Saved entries
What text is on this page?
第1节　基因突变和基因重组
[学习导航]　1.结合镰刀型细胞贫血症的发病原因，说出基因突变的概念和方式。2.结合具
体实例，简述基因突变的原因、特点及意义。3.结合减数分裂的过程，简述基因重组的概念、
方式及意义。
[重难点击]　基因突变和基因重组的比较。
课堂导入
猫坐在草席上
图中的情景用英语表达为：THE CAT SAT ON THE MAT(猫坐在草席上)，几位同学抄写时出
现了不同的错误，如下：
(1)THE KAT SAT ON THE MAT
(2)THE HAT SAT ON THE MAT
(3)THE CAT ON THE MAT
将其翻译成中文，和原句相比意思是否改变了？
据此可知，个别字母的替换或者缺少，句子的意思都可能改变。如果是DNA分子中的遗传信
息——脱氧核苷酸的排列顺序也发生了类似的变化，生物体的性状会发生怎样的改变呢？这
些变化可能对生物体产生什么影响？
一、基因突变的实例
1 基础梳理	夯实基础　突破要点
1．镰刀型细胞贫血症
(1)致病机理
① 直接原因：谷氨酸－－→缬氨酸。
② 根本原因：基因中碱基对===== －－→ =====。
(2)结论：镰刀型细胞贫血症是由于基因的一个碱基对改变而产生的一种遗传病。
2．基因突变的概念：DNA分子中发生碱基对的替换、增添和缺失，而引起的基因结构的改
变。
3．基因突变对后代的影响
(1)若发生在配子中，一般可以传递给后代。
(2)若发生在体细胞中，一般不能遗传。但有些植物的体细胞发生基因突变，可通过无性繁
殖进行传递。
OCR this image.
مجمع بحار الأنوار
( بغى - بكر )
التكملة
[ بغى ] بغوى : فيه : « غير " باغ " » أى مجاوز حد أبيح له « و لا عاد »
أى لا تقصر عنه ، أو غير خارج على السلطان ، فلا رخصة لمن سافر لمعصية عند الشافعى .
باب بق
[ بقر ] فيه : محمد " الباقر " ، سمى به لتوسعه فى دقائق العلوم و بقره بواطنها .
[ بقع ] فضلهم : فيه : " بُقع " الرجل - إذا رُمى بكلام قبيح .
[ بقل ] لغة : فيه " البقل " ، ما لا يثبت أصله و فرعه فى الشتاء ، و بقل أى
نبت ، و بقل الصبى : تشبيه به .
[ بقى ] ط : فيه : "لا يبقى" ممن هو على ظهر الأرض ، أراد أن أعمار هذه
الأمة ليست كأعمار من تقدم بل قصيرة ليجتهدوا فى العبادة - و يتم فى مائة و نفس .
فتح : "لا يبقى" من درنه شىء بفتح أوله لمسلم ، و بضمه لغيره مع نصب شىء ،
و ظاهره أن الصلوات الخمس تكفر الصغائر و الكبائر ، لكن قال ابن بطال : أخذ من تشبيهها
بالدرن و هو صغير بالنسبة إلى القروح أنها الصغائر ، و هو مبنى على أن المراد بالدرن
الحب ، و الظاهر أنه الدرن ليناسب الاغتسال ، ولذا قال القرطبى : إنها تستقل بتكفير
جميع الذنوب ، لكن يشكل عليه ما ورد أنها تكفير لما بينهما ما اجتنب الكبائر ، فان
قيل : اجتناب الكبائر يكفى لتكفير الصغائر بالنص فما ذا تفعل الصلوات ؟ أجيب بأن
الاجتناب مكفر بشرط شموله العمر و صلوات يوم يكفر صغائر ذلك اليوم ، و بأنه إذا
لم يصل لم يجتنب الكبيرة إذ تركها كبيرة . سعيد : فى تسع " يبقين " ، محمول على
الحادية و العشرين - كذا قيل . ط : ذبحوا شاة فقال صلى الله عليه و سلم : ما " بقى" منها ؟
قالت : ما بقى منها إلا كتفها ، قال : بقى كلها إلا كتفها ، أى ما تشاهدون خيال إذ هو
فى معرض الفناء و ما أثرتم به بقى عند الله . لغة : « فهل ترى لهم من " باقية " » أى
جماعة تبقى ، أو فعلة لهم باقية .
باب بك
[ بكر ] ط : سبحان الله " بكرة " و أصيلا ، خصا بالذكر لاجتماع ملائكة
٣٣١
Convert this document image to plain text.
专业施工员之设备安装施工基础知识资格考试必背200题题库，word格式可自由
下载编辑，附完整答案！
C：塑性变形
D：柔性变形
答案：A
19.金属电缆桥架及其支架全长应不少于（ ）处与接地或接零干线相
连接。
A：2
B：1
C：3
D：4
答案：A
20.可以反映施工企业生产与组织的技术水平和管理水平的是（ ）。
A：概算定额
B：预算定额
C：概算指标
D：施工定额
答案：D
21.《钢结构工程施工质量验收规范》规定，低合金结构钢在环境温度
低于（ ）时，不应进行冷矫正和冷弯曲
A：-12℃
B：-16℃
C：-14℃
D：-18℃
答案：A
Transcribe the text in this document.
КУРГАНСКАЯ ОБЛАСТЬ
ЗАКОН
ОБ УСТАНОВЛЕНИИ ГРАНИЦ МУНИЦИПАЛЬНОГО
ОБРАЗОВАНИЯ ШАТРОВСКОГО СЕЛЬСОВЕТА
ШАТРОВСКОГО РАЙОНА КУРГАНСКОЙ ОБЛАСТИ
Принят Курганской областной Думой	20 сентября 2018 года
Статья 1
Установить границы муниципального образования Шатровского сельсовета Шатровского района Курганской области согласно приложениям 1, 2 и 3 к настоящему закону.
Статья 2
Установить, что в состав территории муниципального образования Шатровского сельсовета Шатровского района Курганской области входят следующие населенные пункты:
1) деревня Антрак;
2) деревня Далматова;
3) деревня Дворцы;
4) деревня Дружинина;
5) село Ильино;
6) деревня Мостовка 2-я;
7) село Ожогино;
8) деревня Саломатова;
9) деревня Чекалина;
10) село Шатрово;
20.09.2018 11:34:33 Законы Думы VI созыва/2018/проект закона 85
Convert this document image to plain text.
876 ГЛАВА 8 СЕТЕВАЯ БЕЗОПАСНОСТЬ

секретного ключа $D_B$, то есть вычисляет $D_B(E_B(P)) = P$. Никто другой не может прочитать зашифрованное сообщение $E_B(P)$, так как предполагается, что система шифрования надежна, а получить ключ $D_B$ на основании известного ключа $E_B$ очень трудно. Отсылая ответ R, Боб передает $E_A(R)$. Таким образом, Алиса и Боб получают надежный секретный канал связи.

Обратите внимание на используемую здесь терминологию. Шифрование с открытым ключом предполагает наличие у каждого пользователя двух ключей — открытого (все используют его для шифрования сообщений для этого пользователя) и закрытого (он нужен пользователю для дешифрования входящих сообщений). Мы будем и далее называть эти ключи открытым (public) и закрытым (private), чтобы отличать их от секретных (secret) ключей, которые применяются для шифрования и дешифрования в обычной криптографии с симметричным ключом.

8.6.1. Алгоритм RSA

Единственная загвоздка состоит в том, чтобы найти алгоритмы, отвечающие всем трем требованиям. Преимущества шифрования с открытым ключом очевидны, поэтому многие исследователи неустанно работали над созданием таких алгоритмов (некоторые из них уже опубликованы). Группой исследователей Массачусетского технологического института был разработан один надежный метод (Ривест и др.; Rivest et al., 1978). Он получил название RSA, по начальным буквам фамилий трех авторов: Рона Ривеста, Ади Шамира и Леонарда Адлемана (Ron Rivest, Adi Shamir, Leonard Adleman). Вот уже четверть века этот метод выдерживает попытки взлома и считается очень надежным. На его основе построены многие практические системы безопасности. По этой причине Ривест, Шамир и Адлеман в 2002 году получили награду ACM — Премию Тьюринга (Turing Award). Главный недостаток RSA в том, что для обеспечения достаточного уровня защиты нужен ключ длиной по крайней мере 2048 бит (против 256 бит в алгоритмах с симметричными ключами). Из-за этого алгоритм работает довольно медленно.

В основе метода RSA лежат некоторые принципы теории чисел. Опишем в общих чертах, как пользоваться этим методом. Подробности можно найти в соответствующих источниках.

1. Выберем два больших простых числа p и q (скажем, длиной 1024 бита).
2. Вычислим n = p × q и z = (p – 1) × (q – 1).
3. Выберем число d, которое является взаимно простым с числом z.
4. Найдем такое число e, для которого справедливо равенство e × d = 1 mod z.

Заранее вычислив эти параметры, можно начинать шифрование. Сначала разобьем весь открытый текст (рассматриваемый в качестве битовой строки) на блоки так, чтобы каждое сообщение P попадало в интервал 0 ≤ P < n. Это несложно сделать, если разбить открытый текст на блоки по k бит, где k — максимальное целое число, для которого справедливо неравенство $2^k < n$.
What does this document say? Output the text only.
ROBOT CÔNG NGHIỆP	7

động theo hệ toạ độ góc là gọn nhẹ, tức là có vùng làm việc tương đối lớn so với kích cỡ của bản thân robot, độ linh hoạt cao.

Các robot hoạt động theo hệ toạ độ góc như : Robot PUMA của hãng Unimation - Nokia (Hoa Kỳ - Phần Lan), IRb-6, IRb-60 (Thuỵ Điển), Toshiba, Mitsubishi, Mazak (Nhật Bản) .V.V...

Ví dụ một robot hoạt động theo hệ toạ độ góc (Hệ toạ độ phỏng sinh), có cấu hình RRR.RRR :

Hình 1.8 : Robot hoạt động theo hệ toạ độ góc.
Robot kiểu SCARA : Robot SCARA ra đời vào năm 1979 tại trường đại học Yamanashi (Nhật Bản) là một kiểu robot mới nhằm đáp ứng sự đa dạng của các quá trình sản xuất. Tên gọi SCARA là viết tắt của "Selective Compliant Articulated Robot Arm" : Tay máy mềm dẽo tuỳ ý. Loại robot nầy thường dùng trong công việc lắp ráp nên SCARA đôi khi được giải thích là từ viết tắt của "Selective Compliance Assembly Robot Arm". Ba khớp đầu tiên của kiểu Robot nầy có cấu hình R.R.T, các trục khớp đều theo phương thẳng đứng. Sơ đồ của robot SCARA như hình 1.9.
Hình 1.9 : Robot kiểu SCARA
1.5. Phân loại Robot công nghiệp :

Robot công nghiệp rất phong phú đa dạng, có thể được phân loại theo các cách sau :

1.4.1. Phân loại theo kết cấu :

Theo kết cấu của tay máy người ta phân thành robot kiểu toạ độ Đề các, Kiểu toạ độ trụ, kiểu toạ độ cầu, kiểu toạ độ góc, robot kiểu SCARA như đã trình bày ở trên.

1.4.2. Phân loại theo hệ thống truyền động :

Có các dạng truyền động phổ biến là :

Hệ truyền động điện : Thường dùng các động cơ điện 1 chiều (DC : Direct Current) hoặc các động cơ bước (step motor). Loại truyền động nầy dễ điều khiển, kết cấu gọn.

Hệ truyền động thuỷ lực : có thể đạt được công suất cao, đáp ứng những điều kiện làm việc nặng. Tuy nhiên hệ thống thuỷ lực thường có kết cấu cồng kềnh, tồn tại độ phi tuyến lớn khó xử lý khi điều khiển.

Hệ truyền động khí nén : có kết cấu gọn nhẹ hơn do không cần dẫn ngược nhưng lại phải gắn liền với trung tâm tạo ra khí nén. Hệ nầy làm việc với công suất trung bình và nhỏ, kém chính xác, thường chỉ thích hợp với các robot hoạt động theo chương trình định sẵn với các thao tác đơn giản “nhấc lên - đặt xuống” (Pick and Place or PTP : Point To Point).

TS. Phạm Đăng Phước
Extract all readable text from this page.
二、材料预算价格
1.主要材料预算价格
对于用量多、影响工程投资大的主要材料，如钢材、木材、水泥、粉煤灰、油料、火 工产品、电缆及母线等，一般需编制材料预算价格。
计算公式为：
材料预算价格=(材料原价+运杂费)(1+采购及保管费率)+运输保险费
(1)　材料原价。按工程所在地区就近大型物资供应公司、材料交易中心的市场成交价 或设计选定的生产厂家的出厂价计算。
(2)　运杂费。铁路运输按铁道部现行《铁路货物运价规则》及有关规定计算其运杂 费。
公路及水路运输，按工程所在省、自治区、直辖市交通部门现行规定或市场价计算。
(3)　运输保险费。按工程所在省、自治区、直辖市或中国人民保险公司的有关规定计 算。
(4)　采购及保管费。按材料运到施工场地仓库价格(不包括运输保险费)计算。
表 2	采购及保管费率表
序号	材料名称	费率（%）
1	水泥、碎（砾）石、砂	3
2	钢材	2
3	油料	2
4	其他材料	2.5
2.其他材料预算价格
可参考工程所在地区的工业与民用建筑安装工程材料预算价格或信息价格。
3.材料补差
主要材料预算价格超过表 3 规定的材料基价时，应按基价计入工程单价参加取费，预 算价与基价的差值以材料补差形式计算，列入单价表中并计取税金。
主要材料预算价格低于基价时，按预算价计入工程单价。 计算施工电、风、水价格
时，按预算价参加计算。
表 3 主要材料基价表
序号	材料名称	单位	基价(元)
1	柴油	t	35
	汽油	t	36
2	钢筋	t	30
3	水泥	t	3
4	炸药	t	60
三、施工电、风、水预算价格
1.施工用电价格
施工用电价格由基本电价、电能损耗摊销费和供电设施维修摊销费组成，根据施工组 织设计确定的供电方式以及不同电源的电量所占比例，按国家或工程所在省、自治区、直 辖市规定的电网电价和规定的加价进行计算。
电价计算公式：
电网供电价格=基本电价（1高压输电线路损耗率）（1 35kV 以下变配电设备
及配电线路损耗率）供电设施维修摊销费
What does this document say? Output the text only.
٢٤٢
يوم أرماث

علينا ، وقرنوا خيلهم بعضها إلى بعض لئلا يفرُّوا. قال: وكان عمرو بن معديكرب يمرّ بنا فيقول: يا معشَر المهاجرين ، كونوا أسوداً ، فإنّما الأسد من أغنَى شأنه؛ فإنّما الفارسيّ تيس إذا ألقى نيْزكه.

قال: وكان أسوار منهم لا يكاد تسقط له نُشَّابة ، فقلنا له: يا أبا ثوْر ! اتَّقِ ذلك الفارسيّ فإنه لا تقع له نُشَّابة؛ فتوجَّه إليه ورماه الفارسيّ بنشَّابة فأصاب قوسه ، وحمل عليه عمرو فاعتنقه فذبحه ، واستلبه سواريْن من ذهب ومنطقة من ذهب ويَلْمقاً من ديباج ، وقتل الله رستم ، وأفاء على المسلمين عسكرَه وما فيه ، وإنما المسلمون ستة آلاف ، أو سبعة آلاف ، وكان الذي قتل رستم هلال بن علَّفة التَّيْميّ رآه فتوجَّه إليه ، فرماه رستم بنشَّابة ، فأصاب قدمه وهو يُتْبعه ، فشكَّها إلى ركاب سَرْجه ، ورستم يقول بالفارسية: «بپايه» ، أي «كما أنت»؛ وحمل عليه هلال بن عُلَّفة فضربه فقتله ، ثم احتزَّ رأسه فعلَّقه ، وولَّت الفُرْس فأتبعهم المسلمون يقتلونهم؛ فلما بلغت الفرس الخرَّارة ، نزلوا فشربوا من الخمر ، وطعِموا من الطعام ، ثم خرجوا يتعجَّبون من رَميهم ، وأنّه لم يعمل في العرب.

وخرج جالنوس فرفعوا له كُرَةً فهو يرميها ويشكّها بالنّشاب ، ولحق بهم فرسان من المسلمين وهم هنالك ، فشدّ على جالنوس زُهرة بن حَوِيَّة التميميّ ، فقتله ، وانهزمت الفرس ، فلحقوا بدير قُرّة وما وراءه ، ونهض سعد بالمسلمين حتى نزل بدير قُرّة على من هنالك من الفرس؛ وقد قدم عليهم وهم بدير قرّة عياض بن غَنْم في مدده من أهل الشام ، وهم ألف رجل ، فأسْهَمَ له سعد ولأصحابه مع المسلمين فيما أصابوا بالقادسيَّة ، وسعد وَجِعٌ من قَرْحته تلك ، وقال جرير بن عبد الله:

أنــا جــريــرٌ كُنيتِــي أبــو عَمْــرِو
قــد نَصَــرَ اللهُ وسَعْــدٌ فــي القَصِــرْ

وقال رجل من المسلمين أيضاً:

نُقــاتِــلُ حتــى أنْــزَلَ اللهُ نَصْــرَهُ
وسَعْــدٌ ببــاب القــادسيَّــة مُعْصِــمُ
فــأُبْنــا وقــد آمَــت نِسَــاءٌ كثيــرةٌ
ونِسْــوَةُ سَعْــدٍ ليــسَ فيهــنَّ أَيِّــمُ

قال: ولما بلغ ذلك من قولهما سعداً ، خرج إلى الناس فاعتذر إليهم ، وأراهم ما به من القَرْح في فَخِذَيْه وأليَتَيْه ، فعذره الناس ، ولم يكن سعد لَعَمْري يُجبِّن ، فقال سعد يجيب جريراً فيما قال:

■ **Stated goal**:
Take each line of the material that contains the word "Выберем" and list it.

■ **Task solution**:
1. Выберем два больших простых числа p и q (скажем, длиной 1024 бита).
3. Выберем число d, которое является взаимно простым с числом z.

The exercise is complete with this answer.